What is required.
Collect each line holding the string "political".

Stored data
● ● ●

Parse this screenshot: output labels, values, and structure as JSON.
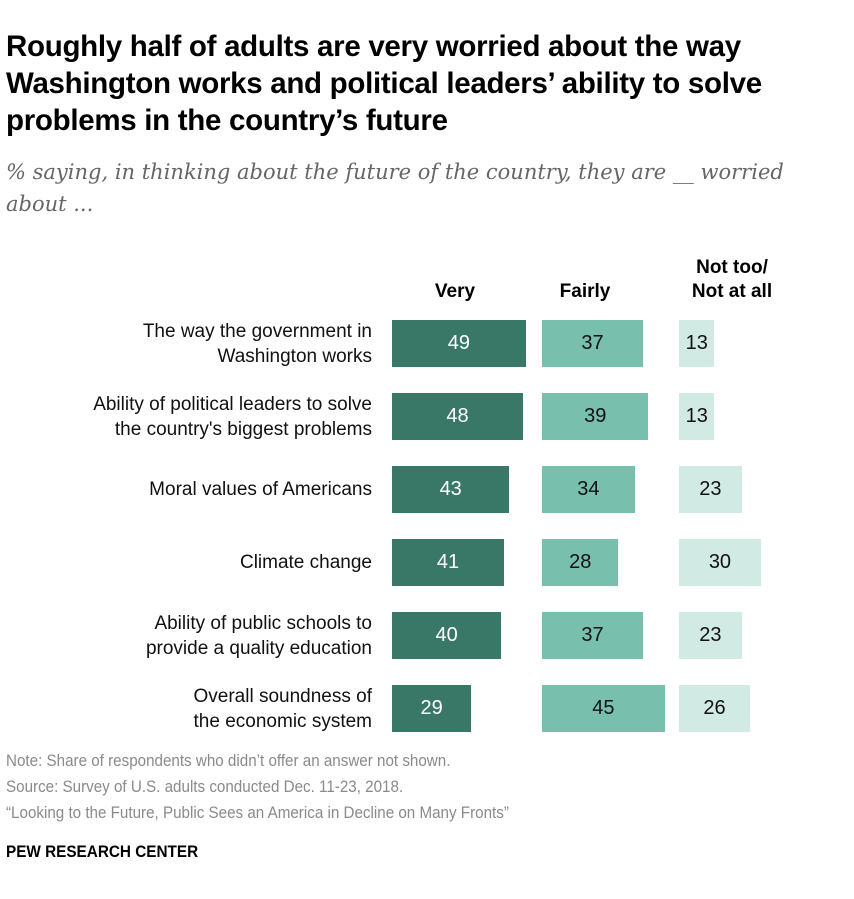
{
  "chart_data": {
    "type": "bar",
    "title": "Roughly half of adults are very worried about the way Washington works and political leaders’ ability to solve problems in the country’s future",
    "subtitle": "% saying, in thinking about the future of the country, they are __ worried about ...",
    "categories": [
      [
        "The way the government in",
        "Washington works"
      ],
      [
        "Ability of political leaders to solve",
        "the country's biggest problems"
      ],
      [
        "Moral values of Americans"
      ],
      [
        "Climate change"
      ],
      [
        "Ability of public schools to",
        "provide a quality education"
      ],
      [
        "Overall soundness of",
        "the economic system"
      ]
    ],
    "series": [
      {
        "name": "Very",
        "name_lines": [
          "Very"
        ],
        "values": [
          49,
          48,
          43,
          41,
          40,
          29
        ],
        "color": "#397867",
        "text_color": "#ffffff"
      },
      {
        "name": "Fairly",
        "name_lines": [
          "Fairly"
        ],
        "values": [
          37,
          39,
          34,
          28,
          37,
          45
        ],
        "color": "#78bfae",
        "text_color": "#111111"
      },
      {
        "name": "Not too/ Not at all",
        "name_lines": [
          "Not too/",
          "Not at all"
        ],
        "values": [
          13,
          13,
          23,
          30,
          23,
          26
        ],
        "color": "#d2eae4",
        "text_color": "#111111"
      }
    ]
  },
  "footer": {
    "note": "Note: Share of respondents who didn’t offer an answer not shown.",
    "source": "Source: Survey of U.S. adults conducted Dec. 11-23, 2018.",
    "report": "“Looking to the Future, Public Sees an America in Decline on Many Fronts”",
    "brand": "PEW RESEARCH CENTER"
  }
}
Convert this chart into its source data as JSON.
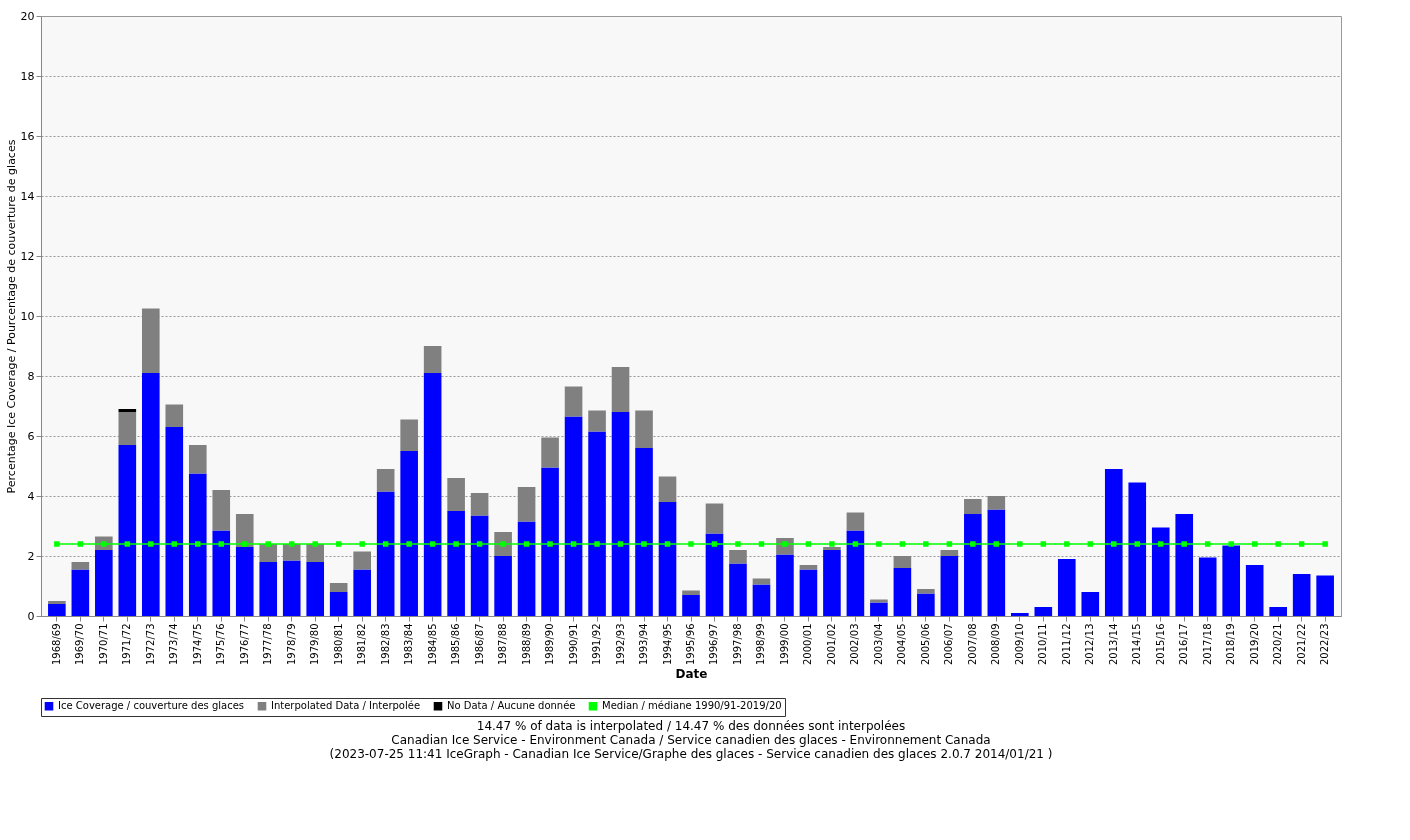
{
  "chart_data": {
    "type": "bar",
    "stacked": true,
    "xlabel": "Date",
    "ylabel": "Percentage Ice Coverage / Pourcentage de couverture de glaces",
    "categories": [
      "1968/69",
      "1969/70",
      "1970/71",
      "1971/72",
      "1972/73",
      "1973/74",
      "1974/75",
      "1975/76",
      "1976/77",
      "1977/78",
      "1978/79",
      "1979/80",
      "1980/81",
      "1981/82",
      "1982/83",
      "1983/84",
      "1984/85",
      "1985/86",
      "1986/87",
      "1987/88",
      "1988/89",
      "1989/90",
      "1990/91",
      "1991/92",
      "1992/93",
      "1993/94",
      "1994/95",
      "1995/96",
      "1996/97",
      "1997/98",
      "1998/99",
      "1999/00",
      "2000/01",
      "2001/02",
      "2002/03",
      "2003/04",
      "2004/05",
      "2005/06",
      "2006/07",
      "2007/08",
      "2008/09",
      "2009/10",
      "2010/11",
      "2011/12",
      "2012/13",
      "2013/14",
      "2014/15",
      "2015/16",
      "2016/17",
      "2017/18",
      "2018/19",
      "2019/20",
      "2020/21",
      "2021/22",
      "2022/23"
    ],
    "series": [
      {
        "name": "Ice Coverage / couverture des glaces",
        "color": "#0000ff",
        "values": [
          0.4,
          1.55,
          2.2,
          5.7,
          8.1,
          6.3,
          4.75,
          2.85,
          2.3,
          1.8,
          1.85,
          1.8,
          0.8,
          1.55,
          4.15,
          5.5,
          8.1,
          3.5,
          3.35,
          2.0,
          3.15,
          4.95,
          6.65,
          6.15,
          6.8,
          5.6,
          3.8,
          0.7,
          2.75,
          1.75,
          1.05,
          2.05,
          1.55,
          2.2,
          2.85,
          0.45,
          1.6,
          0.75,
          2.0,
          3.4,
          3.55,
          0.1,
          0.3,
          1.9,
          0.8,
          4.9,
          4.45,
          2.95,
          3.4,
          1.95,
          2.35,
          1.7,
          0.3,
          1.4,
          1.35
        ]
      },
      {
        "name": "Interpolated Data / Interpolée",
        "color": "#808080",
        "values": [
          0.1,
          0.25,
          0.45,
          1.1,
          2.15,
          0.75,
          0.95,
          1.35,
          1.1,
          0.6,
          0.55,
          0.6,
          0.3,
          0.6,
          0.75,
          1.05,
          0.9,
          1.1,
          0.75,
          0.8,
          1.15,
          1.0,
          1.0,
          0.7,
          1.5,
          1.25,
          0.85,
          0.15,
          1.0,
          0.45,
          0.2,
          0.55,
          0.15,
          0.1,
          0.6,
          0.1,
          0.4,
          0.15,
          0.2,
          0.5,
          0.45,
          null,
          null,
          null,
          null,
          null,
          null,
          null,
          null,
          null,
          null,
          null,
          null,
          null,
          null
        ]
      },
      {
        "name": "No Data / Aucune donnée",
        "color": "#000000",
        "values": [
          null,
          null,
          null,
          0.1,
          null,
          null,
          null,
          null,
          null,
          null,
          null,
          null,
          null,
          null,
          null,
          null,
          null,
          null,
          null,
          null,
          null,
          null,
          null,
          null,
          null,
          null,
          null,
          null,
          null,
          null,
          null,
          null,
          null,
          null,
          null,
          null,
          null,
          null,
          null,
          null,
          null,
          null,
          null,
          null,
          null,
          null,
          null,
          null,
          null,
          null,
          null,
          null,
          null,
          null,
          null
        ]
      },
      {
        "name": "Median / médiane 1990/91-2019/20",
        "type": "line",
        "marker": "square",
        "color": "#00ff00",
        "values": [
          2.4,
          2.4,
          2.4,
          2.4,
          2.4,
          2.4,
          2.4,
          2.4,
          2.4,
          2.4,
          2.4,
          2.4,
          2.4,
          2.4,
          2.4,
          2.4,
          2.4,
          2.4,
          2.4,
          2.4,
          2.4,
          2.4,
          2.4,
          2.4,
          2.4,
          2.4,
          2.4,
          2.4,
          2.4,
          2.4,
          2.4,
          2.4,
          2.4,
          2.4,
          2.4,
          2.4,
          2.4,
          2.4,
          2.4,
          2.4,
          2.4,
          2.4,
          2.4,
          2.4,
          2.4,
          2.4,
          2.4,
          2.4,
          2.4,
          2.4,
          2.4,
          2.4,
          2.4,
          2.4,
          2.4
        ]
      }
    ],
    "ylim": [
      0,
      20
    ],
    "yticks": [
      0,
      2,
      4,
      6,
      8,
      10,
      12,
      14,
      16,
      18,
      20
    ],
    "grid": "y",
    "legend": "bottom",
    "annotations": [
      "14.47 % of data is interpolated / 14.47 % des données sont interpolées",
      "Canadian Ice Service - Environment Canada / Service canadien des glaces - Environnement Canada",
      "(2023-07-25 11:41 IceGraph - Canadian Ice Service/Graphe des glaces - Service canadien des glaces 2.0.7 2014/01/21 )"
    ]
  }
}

● ● ●

Written response.
    "title": "Roughly half of adults are very worried about the way Washington works and political leaders’ ability to solve problems in the country’s future",
        "Ability of political leaders to solve",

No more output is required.